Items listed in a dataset
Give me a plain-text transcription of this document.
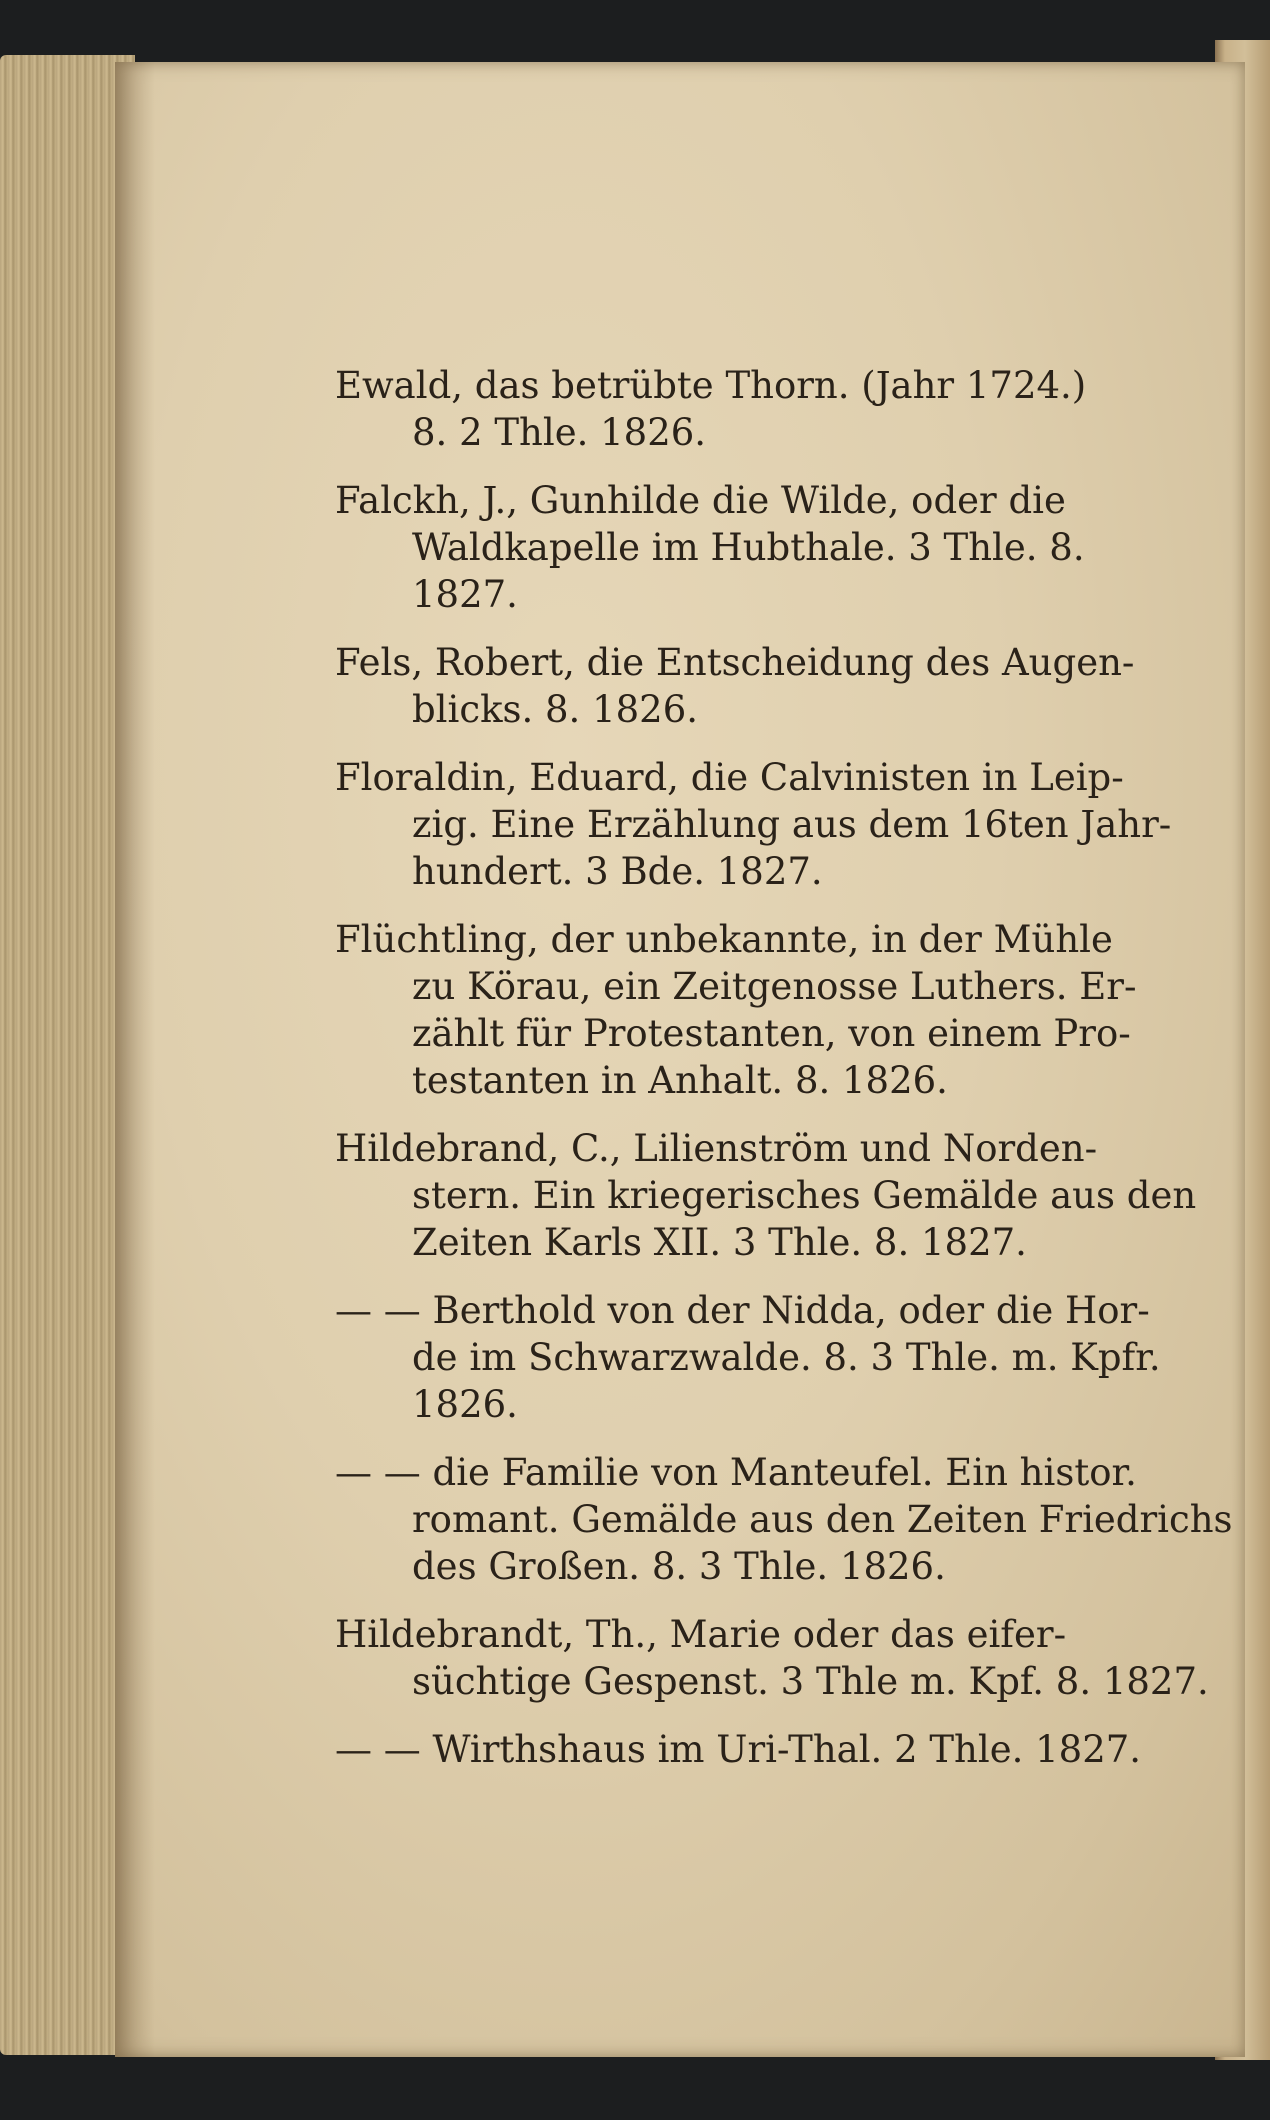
Ewald, das betrübte Thorn. (Jahr 1724.)
8. 2 Thle. 1826.
Falckh, J., Gunhilde die Wilde, oder die
Waldkapelle im Hubthale. 3 Thle. 8.
1827.
Fels, Robert, die Entscheidung des Augen-
blicks. 8. 1826.
Floraldin, Eduard, die Calvinisten in Leip-
zig. Eine Erzählung aus dem 16ten Jahr-
hundert. 3 Bde. 1827.
Flüchtling, der unbekannte, in der Mühle
zu Körau, ein Zeitgenosse Luthers. Er-
zählt für Protestanten, von einem Pro-
testanten in Anhalt. 8. 1826.
Hildebrand, C., Lilienström und Norden-
stern. Ein kriegerisches Gemälde aus den
Zeiten Karls XII. 3 Thle. 8. 1827.
— — Berthold von der Nidda, oder die Hor-
de im Schwarzwalde. 8. 3 Thle. m. Kpfr.
1826.
— — die Familie von Manteufel. Ein histor.
romant. Gemälde aus den Zeiten Friedrichs
des Großen. 8. 3 Thle. 1826.
Hildebrandt, Th., Marie oder das eifer-
süchtige Gespenst. 3 Thle m. Kpf. 8. 1827.
— — Wirthshaus im Uri-Thal. 2 Thle. 1827.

**Stated task**
Do not copy the pictures, but repeat every line exactly.

**Written answer**
Give me a plain-text transcription of this document.
Ewald, das betrübte Thorn. (Jahr 1724.)
8. 2 Thle. 1826.
Falckh, J., Gunhilde die Wilde, oder die
Waldkapelle im Hubthale. 3 Thle. 8.
1827.
Fels, Robert, die Entscheidung des Augen-
blicks. 8. 1826.
Floraldin, Eduard, die Calvinisten in Leip-
zig. Eine Erzählung aus dem 16ten Jahr-
hundert. 3 Bde. 1827.
Flüchtling, der unbekannte, in der Mühle
zu Körau, ein Zeitgenosse Luthers. Er-
zählt für Protestanten, von einem Pro-
testanten in Anhalt. 8. 1826.
Hildebrand, C., Lilienström und Norden-
stern. Ein kriegerisches Gemälde aus den
Zeiten Karls XII. 3 Thle. 8. 1827.
— — Berthold von der Nidda, oder die Hor-
de im Schwarzwalde. 8. 3 Thle. m. Kpfr.
1826.
— — die Familie von Manteufel. Ein histor.
romant. Gemälde aus den Zeiten Friedrichs
des Großen. 8. 3 Thle. 1826.
Hildebrandt, Th., Marie oder das eifer-
süchtige Gespenst. 3 Thle m. Kpf. 8. 1827.
— — Wirthshaus im Uri-Thal. 2 Thle. 1827.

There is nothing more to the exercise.